● **Dataset content**
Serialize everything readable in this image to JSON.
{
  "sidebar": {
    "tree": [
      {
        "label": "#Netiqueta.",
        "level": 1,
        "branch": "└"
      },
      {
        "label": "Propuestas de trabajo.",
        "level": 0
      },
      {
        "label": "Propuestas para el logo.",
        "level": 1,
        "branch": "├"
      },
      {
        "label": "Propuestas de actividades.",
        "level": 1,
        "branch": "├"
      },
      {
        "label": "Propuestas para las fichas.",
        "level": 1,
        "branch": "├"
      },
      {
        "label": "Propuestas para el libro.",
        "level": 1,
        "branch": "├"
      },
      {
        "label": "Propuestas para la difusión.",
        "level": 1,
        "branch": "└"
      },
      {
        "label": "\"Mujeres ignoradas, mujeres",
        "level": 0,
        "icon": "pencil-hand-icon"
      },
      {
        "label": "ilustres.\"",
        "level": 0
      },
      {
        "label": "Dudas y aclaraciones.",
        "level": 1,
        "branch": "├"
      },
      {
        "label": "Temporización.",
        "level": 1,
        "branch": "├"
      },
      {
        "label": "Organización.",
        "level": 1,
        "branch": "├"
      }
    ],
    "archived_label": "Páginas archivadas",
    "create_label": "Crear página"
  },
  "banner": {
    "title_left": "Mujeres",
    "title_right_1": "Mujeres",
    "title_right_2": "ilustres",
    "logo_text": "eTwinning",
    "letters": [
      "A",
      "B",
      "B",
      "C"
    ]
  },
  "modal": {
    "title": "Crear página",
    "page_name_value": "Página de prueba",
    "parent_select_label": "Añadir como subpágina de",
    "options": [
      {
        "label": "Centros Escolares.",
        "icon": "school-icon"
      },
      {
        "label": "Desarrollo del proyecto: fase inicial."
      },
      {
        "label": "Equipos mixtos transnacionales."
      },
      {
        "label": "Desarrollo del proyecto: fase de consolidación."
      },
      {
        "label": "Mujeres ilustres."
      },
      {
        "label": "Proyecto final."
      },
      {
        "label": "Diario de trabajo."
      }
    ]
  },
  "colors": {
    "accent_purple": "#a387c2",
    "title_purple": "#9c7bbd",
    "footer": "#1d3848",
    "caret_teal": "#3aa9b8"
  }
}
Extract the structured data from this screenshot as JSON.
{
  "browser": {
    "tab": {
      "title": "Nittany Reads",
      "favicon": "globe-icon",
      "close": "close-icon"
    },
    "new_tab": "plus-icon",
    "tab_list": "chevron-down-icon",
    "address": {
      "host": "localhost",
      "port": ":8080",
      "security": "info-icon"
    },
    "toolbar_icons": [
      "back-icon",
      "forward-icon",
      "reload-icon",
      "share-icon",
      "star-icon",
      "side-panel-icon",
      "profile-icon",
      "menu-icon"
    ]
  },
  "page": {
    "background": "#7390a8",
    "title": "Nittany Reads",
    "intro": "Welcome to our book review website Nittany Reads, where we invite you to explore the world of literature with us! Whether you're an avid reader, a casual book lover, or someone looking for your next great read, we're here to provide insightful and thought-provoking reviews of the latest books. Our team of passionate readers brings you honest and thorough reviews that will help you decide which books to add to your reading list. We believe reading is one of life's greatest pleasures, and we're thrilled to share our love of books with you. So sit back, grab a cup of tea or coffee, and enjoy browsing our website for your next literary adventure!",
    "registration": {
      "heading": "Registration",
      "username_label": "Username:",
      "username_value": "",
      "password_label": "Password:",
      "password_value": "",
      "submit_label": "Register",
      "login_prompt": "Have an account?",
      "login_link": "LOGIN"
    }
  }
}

● **Challenge**
Write out all the records above again, exactly as they stand.

● **Response to the exercise**
Serialize everything readable in this image to JSON.
{
  "sidebar": {
    "tree": [
      {
        "label": "#Netiqueta.",
        "level": 1,
        "branch": "└"
      },
      {
        "label": "Propuestas de trabajo.",
        "level": 0
      },
      {
        "label": "Propuestas para el logo.",
        "level": 1,
        "branch": "├"
      },
      {
        "label": "Propuestas de actividades.",
        "level": 1,
        "branch": "├"
      },
      {
        "label": "Propuestas para las fichas.",
        "level": 1,
        "branch": "├"
      },
      {
        "label": "Propuestas para el libro.",
        "level": 1,
        "branch": "├"
      },
      {
        "label": "Propuestas para la difusión.",
        "level": 1,
        "branch": "└"
      },
      {
        "label": "\"Mujeres ignoradas, mujeres",
        "level": 0,
        "icon": "pencil-hand-icon"
      },
      {
        "label": "ilustres.\"",
        "level": 0
      },
      {
        "label": "Dudas y aclaraciones.",
        "level": 1,
        "branch": "├"
      },
      {
        "label": "Temporización.",
        "level": 1,
        "branch": "├"
      },
      {
        "label": "Organización.",
        "level": 1,
        "branch": "├"
      }
    ],
    "archived_label": "Páginas archivadas",
    "create_label": "Crear página"
  },
  "banner": {
    "title_left": "Mujeres",
    "title_right_1": "Mujeres",
    "title_right_2": "ilustres",
    "logo_text": "eTwinning",
    "letters": [
      "A",
      "B",
      "B",
      "C"
    ]
  },
  "modal": {
    "title": "Crear página",
    "page_name_value": "Página de prueba",
    "parent_select_label": "Añadir como subpágina de",
    "options": [
      {
        "label": "Centros Escolares.",
        "icon": "school-icon"
      },
      {
        "label": "Desarrollo del proyecto: fase inicial."
      },
      {
        "label": "Equipos mixtos transnacionales."
      },
      {
        "label": "Desarrollo del proyecto: fase de consolidación."
      },
      {
        "label": "Mujeres ilustres."
      },
      {
        "label": "Proyecto final."
      },
      {
        "label": "Diario de trabajo."
      }
    ]
  },
  "colors": {
    "accent_purple": "#a387c2",
    "title_purple": "#9c7bbd",
    "footer": "#1d3848",
    "caret_teal": "#3aa9b8"
  }
}
Extract the structured data from this screenshot as JSON.
{
  "browser": {
    "tab": {
      "title": "Nittany Reads",
      "favicon": "globe-icon",
      "close": "close-icon"
    },
    "new_tab": "plus-icon",
    "tab_list": "chevron-down-icon",
    "address": {
      "host": "localhost",
      "port": ":8080",
      "security": "info-icon"
    },
    "toolbar_icons": [
      "back-icon",
      "forward-icon",
      "reload-icon",
      "share-icon",
      "star-icon",
      "side-panel-icon",
      "profile-icon",
      "menu-icon"
    ]
  },
  "page": {
    "background": "#7390a8",
    "title": "Nittany Reads",
    "intro": "Welcome to our book review website Nittany Reads, where we invite you to explore the world of literature with us! Whether you're an avid reader, a casual book lover, or someone looking for your next great read, we're here to provide insightful and thought-provoking reviews of the latest books. Our team of passionate readers brings you honest and thorough reviews that will help you decide which books to add to your reading list. We believe reading is one of life's greatest pleasures, and we're thrilled to share our love of books with you. So sit back, grab a cup of tea or coffee, and enjoy browsing our website for your next literary adventure!",
    "registration": {
      "heading": "Registration",
      "username_label": "Username:",
      "username_value": "",
      "password_label": "Password:",
      "password_value": "",
      "submit_label": "Register",
      "login_prompt": "Have an account?",
      "login_link": "LOGIN"
    }
  }
}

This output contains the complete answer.